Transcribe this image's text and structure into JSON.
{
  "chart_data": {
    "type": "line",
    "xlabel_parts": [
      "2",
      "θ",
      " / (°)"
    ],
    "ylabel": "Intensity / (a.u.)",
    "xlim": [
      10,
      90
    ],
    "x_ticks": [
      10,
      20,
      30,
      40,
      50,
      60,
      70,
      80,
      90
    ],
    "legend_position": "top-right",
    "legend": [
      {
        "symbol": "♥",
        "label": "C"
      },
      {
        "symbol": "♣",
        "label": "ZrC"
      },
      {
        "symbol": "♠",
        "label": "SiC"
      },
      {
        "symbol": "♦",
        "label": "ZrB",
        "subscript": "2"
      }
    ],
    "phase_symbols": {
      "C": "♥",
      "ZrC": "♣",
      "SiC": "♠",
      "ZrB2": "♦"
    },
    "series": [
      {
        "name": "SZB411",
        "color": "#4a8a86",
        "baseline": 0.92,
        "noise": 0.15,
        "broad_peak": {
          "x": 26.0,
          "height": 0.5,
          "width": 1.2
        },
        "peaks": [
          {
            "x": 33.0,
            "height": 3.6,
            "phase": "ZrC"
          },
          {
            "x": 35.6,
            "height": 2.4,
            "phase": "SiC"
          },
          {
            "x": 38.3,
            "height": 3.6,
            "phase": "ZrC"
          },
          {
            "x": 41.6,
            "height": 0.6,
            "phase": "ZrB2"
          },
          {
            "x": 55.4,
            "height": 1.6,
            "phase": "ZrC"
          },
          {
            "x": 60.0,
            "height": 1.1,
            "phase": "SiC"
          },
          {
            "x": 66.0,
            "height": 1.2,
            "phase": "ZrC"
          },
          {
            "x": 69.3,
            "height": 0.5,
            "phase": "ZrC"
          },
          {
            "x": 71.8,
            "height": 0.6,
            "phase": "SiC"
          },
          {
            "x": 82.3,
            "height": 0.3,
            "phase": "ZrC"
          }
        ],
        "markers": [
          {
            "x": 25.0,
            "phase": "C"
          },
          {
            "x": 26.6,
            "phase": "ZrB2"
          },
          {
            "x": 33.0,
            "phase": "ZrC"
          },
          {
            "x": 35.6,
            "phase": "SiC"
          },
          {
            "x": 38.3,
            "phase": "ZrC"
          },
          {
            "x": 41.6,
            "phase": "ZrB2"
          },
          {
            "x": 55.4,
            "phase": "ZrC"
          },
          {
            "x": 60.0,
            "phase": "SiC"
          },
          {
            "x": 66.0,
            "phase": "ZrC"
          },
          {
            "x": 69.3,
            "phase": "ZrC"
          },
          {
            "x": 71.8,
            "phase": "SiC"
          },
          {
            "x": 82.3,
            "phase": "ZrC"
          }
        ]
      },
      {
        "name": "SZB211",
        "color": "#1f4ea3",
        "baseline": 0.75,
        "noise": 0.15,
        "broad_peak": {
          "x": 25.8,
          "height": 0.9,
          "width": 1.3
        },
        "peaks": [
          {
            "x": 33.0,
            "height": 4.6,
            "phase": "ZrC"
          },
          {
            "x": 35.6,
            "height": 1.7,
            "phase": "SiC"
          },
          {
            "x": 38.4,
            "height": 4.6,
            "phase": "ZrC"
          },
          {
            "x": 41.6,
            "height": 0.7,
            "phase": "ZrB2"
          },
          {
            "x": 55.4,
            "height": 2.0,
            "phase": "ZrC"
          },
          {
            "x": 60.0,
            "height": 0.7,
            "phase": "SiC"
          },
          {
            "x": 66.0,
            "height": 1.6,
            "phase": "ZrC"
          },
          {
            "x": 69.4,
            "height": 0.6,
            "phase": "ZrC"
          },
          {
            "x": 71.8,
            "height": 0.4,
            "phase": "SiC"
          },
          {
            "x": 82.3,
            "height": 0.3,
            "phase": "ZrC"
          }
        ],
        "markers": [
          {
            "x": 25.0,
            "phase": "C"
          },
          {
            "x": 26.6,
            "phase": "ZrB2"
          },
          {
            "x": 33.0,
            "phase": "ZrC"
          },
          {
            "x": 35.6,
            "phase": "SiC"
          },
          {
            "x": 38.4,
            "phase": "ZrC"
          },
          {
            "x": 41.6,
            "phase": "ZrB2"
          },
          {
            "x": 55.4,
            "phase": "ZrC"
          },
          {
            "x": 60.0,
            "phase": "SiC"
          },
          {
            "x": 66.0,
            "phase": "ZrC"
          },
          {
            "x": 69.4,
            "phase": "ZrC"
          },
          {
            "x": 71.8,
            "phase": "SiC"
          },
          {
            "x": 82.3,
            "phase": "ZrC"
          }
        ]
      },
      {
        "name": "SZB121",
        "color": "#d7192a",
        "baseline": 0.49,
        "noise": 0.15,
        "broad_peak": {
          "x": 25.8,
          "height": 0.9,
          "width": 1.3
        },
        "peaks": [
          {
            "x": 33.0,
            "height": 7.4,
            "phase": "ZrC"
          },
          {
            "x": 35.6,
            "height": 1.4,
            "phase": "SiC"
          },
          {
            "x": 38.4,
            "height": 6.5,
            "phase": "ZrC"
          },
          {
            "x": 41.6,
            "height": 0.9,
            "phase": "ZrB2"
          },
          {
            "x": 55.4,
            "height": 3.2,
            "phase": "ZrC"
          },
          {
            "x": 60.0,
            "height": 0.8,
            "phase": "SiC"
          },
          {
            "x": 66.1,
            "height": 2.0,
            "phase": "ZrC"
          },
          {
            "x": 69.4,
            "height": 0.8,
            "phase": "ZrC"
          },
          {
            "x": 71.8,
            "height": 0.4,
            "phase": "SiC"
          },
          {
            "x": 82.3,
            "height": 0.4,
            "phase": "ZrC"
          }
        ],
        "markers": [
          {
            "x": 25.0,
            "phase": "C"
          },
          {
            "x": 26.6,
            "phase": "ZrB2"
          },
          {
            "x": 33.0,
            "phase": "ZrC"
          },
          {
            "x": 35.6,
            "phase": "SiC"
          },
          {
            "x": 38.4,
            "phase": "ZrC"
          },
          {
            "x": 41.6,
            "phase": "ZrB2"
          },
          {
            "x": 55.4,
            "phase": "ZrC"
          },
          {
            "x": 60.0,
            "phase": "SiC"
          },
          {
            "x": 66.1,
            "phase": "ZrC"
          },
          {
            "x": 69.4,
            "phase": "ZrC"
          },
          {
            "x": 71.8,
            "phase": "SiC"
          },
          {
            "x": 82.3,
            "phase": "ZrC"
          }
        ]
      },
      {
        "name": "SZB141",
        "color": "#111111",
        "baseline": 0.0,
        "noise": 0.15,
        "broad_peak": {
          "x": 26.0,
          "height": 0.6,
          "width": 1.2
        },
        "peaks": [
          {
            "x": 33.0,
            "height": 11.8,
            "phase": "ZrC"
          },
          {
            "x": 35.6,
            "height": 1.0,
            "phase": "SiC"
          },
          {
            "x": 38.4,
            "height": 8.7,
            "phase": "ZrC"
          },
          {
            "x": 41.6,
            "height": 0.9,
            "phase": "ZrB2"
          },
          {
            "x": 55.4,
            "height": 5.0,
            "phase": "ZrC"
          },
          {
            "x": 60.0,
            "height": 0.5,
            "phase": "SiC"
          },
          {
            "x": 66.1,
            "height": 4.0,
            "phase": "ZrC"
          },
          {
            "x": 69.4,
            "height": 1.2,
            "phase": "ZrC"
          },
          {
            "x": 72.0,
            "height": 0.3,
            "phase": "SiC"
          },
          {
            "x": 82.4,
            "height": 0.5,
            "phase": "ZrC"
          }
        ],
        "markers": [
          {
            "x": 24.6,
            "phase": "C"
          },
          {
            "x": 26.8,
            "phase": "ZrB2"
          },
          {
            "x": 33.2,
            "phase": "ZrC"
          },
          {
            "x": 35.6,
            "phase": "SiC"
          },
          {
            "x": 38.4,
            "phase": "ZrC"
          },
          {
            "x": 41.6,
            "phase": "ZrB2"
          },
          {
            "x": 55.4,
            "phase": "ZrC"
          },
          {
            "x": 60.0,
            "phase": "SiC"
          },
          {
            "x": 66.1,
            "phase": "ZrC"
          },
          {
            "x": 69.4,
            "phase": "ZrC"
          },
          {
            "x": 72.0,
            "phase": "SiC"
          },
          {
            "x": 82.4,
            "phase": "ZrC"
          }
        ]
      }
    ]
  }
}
########
■ WRITTEN REQUEST ■
Copy, from the material, each line that holds the string "name".

■ REPLY ■
        "name": "SZB411",
        "name": "SZB211",
        "name": "SZB121",
        "name": "SZB141",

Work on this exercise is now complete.